*Vorliegender Text*
*****

Foto: deichdeern.com

Stille im Stillcafé

28-jährige Bauernbraut berichtet über ihr erstes Mal – im Stillcafé.

 

Mein Name ist Julia. Ich bin verheiratet und habe einen 8 Wochen
alten Sohn. Da ich neu in dieser „Mutti-Szene“ bin, verschaffe ich mir
erstmal einen Überblick. Nachdem ich  mehrere Wochen zuhause die Tapete
angestarrt habe, muss ich dringend unter Menschen. Mein erstes
Auflugsziel fiel als „new mom“ auf das Stillcafé im Nachbarort.
Selbstverständlich (!) habe ich das vorher gegoogelt, was mich da
erwarten könnte. Ich will ja vorbereitet sein und nicht auffallen:
„Stillcafé ist die übergeordnete Bezeichnung für einen offenen Treff für
 Mütter gerade zur Welt gekommener Babys. Der Fokus liegt dabei auf dem
Wort „Treff“, […]“ – Aha. Ok. Kommunikativ bin ich. Sogar so sehr, dass
meine Lehrer es früher in meine Zeugnisse geschrieben haben.

Nun gut. Ich finde mich wieder auf einer Gummimatte mit sechs Mamas,
sechs Kindern und einer Hebamme. Wir sitzen im Kreis und die Hebamme
eröffnet „den Ring“: „So, ich schlage vor, ihr erzählt mal alle der
Reihe nach, was ihr alles so für Babykurse besucht.“ Babykurse?
„Julchen, einfach nett lächeln und warten, was die anderen jetzt sagen,“
 denke ich mir und griene vor mir hin. Die Erste beginnt: „Montags
Pekip, dienstags Babymassage, mittwochs Rückbildung, donnerstags Kanga…“
 – Meine Aufmerksamkeit ist nur bis Pekip gekommen. Ich musste
feststellen, dass meine Google-Recherche nicht ausgereicht hat. „Und
freitags?“, hake ich neugierig nach. „Nein, freitags machen wir nichts.

*****

*Aufgabe a*
Nenne alle Wochentage, die im Text über das Stillcafé vorkommen.
Die Einträge stehen in keinem Zusammenhang mit dem Text.

*Gezeigte Einträge*
*****

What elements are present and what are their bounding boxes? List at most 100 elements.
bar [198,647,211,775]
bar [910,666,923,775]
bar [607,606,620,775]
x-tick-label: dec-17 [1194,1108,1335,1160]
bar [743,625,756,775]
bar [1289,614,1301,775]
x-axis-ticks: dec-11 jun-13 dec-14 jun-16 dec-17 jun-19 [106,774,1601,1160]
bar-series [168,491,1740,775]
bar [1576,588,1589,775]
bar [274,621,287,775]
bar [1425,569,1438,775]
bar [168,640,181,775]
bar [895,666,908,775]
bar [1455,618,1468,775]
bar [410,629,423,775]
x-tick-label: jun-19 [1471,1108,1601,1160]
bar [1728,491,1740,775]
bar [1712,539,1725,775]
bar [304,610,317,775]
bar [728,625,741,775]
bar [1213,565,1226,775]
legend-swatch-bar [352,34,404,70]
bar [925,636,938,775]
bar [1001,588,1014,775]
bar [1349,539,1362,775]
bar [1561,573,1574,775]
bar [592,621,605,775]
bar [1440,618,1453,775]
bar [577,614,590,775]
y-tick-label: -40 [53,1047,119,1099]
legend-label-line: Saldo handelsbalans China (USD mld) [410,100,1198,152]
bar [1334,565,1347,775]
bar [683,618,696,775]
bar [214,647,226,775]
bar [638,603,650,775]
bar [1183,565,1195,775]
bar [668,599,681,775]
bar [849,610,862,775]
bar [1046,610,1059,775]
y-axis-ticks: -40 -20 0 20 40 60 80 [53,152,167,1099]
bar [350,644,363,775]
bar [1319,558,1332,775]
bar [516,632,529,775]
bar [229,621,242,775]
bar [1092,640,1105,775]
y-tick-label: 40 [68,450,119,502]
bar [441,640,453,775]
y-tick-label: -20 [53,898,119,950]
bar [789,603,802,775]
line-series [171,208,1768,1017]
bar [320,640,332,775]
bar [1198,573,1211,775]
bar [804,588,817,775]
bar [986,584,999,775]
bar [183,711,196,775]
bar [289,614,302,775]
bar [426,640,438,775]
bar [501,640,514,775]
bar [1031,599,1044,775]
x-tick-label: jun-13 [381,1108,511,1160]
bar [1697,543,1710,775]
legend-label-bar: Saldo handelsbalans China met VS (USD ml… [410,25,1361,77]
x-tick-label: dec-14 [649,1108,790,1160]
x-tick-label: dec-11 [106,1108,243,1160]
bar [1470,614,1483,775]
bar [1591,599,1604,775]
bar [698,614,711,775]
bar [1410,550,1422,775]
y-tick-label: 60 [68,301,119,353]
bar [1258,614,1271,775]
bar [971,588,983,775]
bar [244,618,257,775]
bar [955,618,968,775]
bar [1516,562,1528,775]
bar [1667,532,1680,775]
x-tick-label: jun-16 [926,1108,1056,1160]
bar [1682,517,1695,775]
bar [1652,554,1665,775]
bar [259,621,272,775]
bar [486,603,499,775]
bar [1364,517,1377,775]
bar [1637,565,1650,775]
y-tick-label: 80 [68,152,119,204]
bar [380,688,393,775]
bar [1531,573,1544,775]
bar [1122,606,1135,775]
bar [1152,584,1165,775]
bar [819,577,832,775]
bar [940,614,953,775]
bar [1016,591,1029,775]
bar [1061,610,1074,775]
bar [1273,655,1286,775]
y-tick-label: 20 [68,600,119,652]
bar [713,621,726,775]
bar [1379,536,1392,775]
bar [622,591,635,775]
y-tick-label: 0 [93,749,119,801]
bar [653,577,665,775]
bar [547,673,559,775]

*****

*Aufgabe b*
Gib die Zeilen der Einträge als nummerierte Liste wieder und lass dabei Leerzeilen weg. Beginne mit der ersten Zeile der Einträge und höre nach der Zeile auf, die „bar [1289,614,1301,775]“ enthält.

*Schriftliche Antwort a*
Montag, Dienstag, Mittwoch, Donnerstag, Freitag

*Schriftliche Antwort b*
1. What elements are present and what are their bounding boxes? List at most 100 elements.
2. bar [198,647,211,775]
3. bar [910,666,923,775]
4. bar [607,606,620,775]
5. x-tick-label: dec-17 [1194,1108,1335,1160]
6. bar [743,625,756,775]
7. bar [1289,614,1301,775]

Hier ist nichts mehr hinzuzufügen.